◆ Exercise:
All of the records below must be output exactly, with no pictures carried over.
____
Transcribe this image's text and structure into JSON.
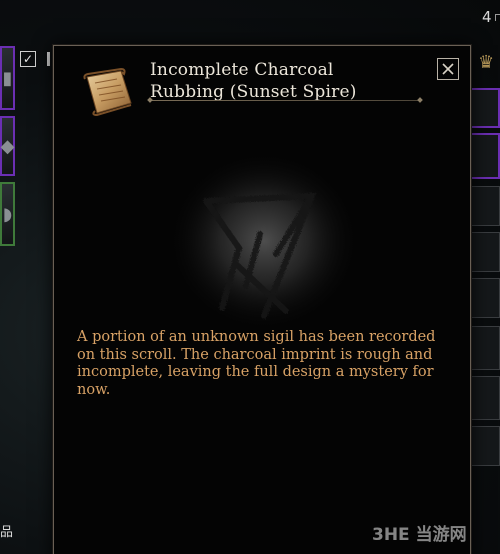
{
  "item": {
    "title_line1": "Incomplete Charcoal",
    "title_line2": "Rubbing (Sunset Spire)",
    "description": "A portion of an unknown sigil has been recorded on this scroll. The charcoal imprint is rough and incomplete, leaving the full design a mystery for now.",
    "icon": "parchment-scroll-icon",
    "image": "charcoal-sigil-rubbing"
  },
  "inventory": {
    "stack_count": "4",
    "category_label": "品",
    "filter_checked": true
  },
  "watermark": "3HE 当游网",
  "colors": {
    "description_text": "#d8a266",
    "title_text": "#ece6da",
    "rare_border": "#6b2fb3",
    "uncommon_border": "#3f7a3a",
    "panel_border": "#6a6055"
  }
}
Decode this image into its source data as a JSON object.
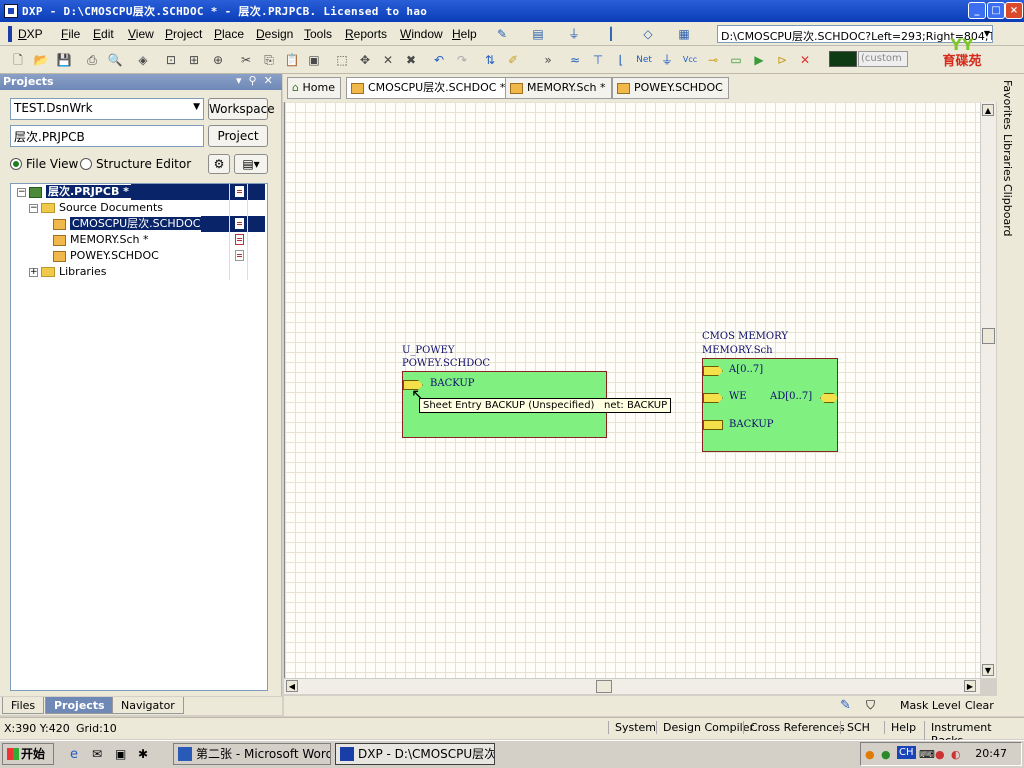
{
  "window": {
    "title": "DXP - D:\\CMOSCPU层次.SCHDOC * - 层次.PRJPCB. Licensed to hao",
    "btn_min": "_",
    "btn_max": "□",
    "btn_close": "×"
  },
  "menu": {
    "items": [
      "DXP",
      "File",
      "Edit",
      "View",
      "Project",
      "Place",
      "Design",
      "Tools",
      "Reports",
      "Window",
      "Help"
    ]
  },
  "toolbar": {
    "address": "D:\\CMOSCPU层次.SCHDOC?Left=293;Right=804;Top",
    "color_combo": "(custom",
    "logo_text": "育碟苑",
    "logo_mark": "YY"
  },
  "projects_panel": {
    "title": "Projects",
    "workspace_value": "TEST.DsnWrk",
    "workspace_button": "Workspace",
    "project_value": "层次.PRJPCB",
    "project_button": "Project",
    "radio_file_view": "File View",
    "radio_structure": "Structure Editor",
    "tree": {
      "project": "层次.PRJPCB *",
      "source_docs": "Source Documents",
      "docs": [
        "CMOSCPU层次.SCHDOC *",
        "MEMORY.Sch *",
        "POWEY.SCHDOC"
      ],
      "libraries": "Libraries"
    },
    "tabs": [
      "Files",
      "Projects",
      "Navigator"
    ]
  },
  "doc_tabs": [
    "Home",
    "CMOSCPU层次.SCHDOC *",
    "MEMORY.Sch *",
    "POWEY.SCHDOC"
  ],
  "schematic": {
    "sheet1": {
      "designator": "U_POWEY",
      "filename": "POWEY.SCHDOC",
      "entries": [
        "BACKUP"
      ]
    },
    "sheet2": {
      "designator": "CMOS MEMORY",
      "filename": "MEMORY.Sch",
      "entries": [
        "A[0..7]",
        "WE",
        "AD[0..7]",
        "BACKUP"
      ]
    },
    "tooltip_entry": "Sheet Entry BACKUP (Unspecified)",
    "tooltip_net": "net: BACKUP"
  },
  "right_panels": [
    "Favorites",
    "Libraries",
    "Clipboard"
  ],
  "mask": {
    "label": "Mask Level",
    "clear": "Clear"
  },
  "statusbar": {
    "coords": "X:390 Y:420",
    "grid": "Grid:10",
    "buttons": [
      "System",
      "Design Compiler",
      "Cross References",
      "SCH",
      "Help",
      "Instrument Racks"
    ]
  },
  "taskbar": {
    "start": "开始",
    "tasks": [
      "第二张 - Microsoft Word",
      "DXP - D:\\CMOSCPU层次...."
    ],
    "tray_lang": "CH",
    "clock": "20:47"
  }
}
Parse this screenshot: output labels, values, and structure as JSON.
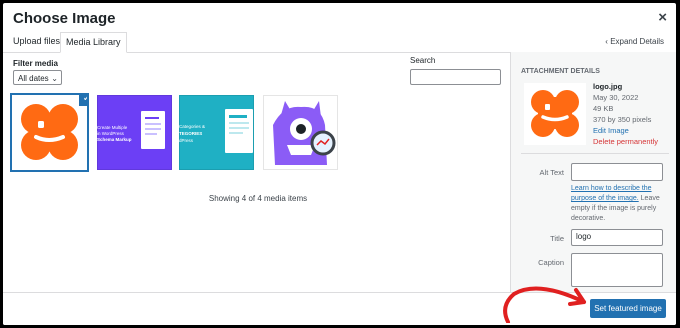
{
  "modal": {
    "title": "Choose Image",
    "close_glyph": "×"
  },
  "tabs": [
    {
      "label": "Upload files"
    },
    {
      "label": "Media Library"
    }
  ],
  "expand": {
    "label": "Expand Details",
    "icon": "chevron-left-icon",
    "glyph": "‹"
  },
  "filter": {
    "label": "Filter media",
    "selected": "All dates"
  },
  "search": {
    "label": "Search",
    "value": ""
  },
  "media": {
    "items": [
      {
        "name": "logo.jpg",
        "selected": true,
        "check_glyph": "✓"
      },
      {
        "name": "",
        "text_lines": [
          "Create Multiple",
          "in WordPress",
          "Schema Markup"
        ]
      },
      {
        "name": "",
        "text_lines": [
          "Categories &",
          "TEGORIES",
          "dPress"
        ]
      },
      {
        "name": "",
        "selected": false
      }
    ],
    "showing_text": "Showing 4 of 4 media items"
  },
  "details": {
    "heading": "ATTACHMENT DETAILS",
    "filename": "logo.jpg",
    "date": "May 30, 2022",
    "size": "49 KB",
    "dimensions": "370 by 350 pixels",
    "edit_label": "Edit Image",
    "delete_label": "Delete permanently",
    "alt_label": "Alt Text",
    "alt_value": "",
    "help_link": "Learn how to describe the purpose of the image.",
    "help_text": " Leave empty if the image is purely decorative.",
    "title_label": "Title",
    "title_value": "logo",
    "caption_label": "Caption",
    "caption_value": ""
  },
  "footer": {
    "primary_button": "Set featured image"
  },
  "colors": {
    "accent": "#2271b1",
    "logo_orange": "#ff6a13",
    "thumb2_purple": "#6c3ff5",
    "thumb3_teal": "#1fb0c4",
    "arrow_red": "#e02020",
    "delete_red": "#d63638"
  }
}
____
◆ Full output:
Transcribe this image's text and structure into JSON.
{
  "item": {
    "title_line1": "Incomplete Charcoal",
    "title_line2": "Rubbing (Sunset Spire)",
    "description": "A portion of an unknown sigil has been recorded on this scroll. The charcoal imprint is rough and incomplete, leaving the full design a mystery for now.",
    "icon": "parchment-scroll-icon",
    "image": "charcoal-sigil-rubbing"
  },
  "inventory": {
    "stack_count": "4",
    "category_label": "品",
    "filter_checked": true
  },
  "watermark": "3HE 当游网",
  "colors": {
    "description_text": "#d8a266",
    "title_text": "#ece6da",
    "rare_border": "#6b2fb3",
    "uncommon_border": "#3f7a3a",
    "panel_border": "#6a6055"
  }
}
Decode this image into its source data as a JSON object.
{
  "window": {
    "title": "DXP - D:\\CMOSCPU层次.SCHDOC * - 层次.PRJPCB. Licensed to hao",
    "btn_min": "_",
    "btn_max": "□",
    "btn_close": "×"
  },
  "menu": {
    "items": [
      "DXP",
      "File",
      "Edit",
      "View",
      "Project",
      "Place",
      "Design",
      "Tools",
      "Reports",
      "Window",
      "Help"
    ]
  },
  "toolbar": {
    "address": "D:\\CMOSCPU层次.SCHDOC?Left=293;Right=804;Top",
    "color_combo": "(custom",
    "logo_text": "育碟苑",
    "logo_mark": "YY"
  },
  "projects_panel": {
    "title": "Projects",
    "workspace_value": "TEST.DsnWrk",
    "workspace_button": "Workspace",
    "project_value": "层次.PRJPCB",
    "project_button": "Project",
    "radio_file_view": "File View",
    "radio_structure": "Structure Editor",
    "tree": {
      "project": "层次.PRJPCB *",
      "source_docs": "Source Documents",
      "docs": [
        "CMOSCPU层次.SCHDOC *",
        "MEMORY.Sch *",
        "POWEY.SCHDOC"
      ],
      "libraries": "Libraries"
    },
    "tabs": [
      "Files",
      "Projects",
      "Navigator"
    ]
  },
  "doc_tabs": [
    "Home",
    "CMOSCPU层次.SCHDOC *",
    "MEMORY.Sch *",
    "POWEY.SCHDOC"
  ],
  "schematic": {
    "sheet1": {
      "designator": "U_POWEY",
      "filename": "POWEY.SCHDOC",
      "entries": [
        "BACKUP"
      ]
    },
    "sheet2": {
      "designator": "CMOS MEMORY",
      "filename": "MEMORY.Sch",
      "entries": [
        "A[0..7]",
        "WE",
        "AD[0..7]",
        "BACKUP"
      ]
    },
    "tooltip_entry": "Sheet Entry BACKUP (Unspecified)",
    "tooltip_net": "net: BACKUP"
  },
  "right_panels": [
    "Favorites",
    "Libraries",
    "Clipboard"
  ],
  "mask": {
    "label": "Mask Level",
    "clear": "Clear"
  },
  "statusbar": {
    "coords": "X:390 Y:420",
    "grid": "Grid:10",
    "buttons": [
      "System",
      "Design Compiler",
      "Cross References",
      "SCH",
      "Help",
      "Instrument Racks"
    ]
  },
  "taskbar": {
    "start": "开始",
    "tasks": [
      "第二张 - Microsoft Word",
      "DXP - D:\\CMOSCPU层次...."
    ],
    "tray_lang": "CH",
    "clock": "20:47"
  }
}
Parse this screenshot: output labels, values, and structure as JSON.
{
  "modal": {
    "title": "Choose Image",
    "close_glyph": "×"
  },
  "tabs": [
    {
      "label": "Upload files"
    },
    {
      "label": "Media Library"
    }
  ],
  "expand": {
    "label": "Expand Details",
    "icon": "chevron-left-icon",
    "glyph": "‹"
  },
  "filter": {
    "label": "Filter media",
    "selected": "All dates"
  },
  "search": {
    "label": "Search",
    "value": ""
  },
  "media": {
    "items": [
      {
        "name": "logo.jpg",
        "selected": true,
        "check_glyph": "✓"
      },
      {
        "name": "",
        "text_lines": [
          "Create Multiple",
          "in WordPress",
          "Schema Markup"
        ]
      },
      {
        "name": "",
        "text_lines": [
          "Categories &",
          "TEGORIES",
          "dPress"
        ]
      },
      {
        "name": "",
        "selected": false
      }
    ],
    "showing_text": "Showing 4 of 4 media items"
  },
  "details": {
    "heading": "ATTACHMENT DETAILS",
    "filename": "logo.jpg",
    "date": "May 30, 2022",
    "size": "49 KB",
    "dimensions": "370 by 350 pixels",
    "edit_label": "Edit Image",
    "delete_label": "Delete permanently",
    "alt_label": "Alt Text",
    "alt_value": "",
    "help_link": "Learn how to describe the purpose of the image.",
    "help_text": " Leave empty if the image is purely decorative.",
    "title_label": "Title",
    "title_value": "logo",
    "caption_label": "Caption",
    "caption_value": ""
  },
  "footer": {
    "primary_button": "Set featured image"
  },
  "colors": {
    "accent": "#2271b1",
    "logo_orange": "#ff6a13",
    "thumb2_purple": "#6c3ff5",
    "thumb3_teal": "#1fb0c4",
    "arrow_red": "#e02020",
    "delete_red": "#d63638"
  }
}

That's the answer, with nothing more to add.